Dataset entries.
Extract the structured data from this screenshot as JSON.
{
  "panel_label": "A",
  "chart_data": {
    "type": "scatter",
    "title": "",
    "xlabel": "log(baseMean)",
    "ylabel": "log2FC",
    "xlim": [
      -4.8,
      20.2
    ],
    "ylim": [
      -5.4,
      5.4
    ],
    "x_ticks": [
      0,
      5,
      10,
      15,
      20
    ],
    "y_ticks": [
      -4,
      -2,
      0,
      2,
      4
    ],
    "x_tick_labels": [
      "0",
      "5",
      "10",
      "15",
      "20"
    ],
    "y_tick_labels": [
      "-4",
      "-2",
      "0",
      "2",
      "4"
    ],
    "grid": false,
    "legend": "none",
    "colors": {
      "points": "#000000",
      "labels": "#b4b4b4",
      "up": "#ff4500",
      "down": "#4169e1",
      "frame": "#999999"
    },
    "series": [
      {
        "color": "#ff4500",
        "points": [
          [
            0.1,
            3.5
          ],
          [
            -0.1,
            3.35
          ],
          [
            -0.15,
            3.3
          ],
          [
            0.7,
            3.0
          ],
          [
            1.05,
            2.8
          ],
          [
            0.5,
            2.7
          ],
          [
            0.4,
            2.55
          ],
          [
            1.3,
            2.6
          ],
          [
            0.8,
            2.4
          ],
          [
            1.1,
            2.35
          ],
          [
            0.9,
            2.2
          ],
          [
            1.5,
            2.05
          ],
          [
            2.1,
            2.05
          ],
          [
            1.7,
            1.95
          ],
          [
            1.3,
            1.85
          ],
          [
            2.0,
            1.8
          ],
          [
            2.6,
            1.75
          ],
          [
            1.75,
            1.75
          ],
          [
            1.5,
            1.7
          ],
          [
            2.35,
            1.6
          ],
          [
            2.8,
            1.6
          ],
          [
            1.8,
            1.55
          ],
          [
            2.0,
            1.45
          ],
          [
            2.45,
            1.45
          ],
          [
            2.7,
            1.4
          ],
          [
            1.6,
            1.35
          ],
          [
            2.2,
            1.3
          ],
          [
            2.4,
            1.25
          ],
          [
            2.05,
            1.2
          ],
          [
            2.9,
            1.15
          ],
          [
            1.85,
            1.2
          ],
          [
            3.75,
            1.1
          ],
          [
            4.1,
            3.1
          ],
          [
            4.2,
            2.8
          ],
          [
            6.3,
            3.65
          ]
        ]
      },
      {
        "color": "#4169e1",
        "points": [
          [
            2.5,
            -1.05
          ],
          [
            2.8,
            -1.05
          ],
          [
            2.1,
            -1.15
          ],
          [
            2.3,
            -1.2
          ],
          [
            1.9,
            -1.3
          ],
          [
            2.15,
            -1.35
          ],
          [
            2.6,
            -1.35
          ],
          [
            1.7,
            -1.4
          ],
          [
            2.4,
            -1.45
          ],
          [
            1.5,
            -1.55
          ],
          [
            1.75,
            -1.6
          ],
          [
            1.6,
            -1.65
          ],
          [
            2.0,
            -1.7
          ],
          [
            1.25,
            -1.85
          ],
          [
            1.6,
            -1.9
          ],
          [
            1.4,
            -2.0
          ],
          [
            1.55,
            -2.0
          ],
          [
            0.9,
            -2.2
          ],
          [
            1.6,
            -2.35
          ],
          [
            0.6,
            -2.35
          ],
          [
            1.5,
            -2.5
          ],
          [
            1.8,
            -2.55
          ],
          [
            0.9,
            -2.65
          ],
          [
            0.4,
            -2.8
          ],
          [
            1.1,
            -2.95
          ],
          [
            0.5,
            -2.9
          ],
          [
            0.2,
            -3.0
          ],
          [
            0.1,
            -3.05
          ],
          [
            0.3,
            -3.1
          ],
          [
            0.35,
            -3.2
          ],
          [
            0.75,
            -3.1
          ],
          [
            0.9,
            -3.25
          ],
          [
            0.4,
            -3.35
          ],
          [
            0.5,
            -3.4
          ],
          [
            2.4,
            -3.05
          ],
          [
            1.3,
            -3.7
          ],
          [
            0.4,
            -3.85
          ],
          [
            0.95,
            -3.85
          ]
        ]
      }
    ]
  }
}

BRIEF. Print back all the lines verbatim.

PROBLEM SOLUTION.
Extract the structured data from this screenshot as JSON.
{
  "panel_label": "A",
  "chart_data": {
    "type": "scatter",
    "title": "",
    "xlabel": "log(baseMean)",
    "ylabel": "log2FC",
    "xlim": [
      -4.8,
      20.2
    ],
    "ylim": [
      -5.4,
      5.4
    ],
    "x_ticks": [
      0,
      5,
      10,
      15,
      20
    ],
    "y_ticks": [
      -4,
      -2,
      0,
      2,
      4
    ],
    "x_tick_labels": [
      "0",
      "5",
      "10",
      "15",
      "20"
    ],
    "y_tick_labels": [
      "-4",
      "-2",
      "0",
      "2",
      "4"
    ],
    "grid": false,
    "legend": "none",
    "colors": {
      "points": "#000000",
      "labels": "#b4b4b4",
      "up": "#ff4500",
      "down": "#4169e1",
      "frame": "#999999"
    },
    "series": [
      {
        "color": "#ff4500",
        "points": [
          [
            0.1,
            3.5
          ],
          [
            -0.1,
            3.35
          ],
          [
            -0.15,
            3.3
          ],
          [
            0.7,
            3.0
          ],
          [
            1.05,
            2.8
          ],
          [
            0.5,
            2.7
          ],
          [
            0.4,
            2.55
          ],
          [
            1.3,
            2.6
          ],
          [
            0.8,
            2.4
          ],
          [
            1.1,
            2.35
          ],
          [
            0.9,
            2.2
          ],
          [
            1.5,
            2.05
          ],
          [
            2.1,
            2.05
          ],
          [
            1.7,
            1.95
          ],
          [
            1.3,
            1.85
          ],
          [
            2.0,
            1.8
          ],
          [
            2.6,
            1.75
          ],
          [
            1.75,
            1.75
          ],
          [
            1.5,
            1.7
          ],
          [
            2.35,
            1.6
          ],
          [
            2.8,
            1.6
          ],
          [
            1.8,
            1.55
          ],
          [
            2.0,
            1.45
          ],
          [
            2.45,
            1.45
          ],
          [
            2.7,
            1.4
          ],
          [
            1.6,
            1.35
          ],
          [
            2.2,
            1.3
          ],
          [
            2.4,
            1.25
          ],
          [
            2.05,
            1.2
          ],
          [
            2.9,
            1.15
          ],
          [
            1.85,
            1.2
          ],
          [
            3.75,
            1.1
          ],
          [
            4.1,
            3.1
          ],
          [
            4.2,
            2.8
          ],
          [
            6.3,
            3.65
          ]
        ]
      },
      {
        "color": "#4169e1",
        "points": [
          [
            2.5,
            -1.05
          ],
          [
            2.8,
            -1.05
          ],
          [
            2.1,
            -1.15
          ],
          [
            2.3,
            -1.2
          ],
          [
            1.9,
            -1.3
          ],
          [
            2.15,
            -1.35
          ],
          [
            2.6,
            -1.35
          ],
          [
            1.7,
            -1.4
          ],
          [
            2.4,
            -1.45
          ],
          [
            1.5,
            -1.55
          ],
          [
            1.75,
            -1.6
          ],
          [
            1.6,
            -1.65
          ],
          [
            2.0,
            -1.7
          ],
          [
            1.25,
            -1.85
          ],
          [
            1.6,
            -1.9
          ],
          [
            1.4,
            -2.0
          ],
          [
            1.55,
            -2.0
          ],
          [
            0.9,
            -2.2
          ],
          [
            1.6,
            -2.35
          ],
          [
            0.6,
            -2.35
          ],
          [
            1.5,
            -2.5
          ],
          [
            1.8,
            -2.55
          ],
          [
            0.9,
            -2.65
          ],
          [
            0.4,
            -2.8
          ],
          [
            1.1,
            -2.95
          ],
          [
            0.5,
            -2.9
          ],
          [
            0.2,
            -3.0
          ],
          [
            0.1,
            -3.05
          ],
          [
            0.3,
            -3.1
          ],
          [
            0.35,
            -3.2
          ],
          [
            0.75,
            -3.1
          ],
          [
            0.9,
            -3.25
          ],
          [
            0.4,
            -3.35
          ],
          [
            0.5,
            -3.4
          ],
          [
            2.4,
            -3.05
          ],
          [
            1.3,
            -3.7
          ],
          [
            0.4,
            -3.85
          ],
          [
            0.95,
            -3.85
          ]
        ]
      }
    ]
  }
}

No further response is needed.